* begin Input *
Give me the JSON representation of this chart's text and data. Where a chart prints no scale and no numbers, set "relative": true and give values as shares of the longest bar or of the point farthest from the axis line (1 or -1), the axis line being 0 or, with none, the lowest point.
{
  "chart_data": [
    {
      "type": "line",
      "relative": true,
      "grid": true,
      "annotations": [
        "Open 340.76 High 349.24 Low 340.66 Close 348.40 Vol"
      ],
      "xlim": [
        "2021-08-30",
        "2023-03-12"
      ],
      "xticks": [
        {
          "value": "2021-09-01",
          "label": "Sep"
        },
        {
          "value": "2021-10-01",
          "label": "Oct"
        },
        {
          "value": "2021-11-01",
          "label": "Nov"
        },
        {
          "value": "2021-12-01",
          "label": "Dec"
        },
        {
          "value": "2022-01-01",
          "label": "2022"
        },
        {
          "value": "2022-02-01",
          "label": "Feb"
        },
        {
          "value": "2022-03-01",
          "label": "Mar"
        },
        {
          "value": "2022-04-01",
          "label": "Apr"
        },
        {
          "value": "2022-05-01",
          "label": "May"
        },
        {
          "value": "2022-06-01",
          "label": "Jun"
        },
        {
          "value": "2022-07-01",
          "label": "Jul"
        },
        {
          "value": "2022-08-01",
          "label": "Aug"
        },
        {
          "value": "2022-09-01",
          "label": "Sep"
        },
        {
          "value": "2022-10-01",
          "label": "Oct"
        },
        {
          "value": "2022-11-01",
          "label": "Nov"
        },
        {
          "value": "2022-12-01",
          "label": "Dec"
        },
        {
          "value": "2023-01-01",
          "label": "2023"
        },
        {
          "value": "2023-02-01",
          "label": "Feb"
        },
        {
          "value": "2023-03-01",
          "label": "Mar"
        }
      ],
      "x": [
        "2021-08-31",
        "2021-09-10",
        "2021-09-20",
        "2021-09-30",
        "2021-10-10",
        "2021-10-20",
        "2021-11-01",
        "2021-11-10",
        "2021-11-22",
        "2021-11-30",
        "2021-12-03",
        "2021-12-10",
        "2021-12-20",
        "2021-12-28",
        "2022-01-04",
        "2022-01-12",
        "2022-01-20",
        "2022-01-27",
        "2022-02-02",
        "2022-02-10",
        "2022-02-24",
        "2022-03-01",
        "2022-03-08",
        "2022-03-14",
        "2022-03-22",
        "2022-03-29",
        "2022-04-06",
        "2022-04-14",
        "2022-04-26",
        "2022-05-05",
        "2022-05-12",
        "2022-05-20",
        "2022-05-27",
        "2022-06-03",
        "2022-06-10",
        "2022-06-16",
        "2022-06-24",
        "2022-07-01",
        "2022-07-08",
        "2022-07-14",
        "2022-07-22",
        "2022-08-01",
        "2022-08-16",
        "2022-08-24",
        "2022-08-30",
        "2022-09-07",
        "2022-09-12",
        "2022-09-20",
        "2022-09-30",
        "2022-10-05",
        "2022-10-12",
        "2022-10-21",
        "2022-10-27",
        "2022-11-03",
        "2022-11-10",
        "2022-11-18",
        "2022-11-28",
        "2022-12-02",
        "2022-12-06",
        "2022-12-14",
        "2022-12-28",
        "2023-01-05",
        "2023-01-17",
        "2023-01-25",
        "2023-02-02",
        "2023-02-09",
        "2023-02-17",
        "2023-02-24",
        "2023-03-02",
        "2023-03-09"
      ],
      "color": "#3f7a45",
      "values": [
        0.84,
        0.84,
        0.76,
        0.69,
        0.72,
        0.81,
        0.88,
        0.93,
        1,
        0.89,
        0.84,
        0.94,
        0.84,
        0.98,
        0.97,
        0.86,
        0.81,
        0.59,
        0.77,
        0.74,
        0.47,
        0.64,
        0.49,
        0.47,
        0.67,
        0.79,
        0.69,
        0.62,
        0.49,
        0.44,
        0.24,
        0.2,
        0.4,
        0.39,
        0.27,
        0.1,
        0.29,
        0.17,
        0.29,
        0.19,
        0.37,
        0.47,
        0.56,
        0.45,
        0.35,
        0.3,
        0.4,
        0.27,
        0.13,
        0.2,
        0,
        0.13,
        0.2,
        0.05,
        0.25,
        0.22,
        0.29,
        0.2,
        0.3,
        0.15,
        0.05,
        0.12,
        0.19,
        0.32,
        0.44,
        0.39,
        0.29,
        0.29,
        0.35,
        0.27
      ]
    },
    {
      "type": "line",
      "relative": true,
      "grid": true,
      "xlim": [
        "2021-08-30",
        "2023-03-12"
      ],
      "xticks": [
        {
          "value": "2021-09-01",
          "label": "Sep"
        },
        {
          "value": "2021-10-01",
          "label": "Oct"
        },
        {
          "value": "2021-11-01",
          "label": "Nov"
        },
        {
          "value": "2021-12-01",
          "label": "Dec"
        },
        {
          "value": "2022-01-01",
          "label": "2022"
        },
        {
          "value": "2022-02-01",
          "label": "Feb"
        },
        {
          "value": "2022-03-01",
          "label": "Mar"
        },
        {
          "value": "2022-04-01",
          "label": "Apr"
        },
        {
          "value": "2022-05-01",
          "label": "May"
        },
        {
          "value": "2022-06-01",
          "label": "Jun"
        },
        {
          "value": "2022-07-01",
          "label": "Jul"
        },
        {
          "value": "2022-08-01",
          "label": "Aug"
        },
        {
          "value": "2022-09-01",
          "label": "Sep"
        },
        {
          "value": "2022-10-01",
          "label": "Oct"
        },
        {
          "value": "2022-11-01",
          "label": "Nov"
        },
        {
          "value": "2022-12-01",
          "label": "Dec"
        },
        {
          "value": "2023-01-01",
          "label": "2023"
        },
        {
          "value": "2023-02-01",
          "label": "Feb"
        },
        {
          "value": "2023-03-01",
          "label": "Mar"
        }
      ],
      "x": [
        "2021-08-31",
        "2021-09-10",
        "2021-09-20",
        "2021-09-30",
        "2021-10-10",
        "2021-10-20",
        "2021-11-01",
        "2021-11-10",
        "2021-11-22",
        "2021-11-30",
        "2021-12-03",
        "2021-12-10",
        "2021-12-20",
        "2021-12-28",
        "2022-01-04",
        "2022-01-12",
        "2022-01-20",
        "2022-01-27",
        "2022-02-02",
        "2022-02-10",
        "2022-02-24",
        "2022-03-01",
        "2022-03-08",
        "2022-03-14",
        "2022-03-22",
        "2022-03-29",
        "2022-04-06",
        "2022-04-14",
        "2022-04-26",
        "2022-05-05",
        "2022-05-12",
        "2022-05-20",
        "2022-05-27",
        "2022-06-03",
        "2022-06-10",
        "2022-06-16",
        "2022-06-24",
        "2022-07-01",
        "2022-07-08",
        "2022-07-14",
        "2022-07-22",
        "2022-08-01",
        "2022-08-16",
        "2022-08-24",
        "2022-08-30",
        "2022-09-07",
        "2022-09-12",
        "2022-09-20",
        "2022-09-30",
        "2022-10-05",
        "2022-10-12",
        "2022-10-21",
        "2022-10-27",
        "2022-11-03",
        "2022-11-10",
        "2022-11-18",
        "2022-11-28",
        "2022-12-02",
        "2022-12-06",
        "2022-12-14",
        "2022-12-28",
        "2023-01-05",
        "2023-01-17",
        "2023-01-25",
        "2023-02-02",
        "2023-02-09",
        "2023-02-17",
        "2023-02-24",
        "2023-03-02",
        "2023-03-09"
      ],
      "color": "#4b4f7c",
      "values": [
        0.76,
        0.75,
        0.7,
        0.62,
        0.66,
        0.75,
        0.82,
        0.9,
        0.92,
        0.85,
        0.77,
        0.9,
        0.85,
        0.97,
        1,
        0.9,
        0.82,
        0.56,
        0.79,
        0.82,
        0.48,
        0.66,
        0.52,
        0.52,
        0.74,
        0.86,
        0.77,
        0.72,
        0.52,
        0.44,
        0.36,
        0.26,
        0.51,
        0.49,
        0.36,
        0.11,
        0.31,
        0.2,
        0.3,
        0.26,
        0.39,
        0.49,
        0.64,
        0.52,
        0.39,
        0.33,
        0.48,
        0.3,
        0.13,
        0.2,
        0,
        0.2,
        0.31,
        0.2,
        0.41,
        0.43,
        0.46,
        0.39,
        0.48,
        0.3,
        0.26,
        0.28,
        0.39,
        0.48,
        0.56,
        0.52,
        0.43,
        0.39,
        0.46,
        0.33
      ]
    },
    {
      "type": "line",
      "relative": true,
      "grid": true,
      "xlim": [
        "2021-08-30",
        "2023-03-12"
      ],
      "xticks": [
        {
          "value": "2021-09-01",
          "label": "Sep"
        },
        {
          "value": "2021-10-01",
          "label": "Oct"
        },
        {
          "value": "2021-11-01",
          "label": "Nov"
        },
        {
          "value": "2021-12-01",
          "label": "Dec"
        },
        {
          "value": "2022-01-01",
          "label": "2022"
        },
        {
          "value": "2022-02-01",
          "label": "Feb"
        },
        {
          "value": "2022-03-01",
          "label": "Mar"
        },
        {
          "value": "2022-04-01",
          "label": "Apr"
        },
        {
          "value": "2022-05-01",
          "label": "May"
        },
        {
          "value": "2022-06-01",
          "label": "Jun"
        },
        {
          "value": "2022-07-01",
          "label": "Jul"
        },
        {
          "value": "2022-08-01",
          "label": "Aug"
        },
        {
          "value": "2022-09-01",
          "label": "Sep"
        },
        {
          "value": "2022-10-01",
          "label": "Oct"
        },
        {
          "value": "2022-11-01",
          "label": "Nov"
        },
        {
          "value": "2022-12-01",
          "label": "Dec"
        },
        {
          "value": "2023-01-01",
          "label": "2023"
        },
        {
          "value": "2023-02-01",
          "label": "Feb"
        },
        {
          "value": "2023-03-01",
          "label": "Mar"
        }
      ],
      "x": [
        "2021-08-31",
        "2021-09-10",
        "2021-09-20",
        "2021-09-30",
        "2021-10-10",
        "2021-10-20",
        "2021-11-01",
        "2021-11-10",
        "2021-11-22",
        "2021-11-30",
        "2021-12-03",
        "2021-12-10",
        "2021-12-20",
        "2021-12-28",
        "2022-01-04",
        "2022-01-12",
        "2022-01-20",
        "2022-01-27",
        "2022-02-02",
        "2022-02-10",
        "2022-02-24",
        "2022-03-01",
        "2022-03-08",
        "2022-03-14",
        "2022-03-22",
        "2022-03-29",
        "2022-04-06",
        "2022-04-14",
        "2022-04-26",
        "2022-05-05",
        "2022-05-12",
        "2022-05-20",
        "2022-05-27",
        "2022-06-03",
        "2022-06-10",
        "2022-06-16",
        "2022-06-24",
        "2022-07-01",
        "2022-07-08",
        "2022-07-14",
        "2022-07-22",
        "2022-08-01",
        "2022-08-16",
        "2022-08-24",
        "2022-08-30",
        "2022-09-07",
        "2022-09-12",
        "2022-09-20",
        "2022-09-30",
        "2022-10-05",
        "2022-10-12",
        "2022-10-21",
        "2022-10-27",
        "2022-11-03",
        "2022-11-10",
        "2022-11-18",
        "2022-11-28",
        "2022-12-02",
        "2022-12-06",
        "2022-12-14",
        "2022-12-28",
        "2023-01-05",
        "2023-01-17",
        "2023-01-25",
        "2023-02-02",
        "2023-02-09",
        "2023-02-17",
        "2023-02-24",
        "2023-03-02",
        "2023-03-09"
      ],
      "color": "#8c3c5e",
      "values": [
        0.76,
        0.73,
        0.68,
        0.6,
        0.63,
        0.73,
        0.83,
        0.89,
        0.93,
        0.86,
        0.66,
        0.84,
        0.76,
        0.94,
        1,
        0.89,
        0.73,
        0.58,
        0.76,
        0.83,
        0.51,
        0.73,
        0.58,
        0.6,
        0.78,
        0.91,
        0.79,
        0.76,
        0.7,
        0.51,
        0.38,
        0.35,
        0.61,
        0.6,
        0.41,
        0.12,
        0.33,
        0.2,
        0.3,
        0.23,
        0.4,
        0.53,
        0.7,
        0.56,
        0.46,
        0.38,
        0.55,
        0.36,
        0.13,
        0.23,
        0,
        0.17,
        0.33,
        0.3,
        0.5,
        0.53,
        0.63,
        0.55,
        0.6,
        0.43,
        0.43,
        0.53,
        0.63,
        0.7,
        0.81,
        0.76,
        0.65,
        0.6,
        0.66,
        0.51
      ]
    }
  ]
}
* end Input *
◆ What this task involves ◆
Select every line in the records above that contains the word "color".

◆ Task output ◆
      "color": "#3f7a45",
      "color": "#4b4f7c",
      "color": "#8c3c5e",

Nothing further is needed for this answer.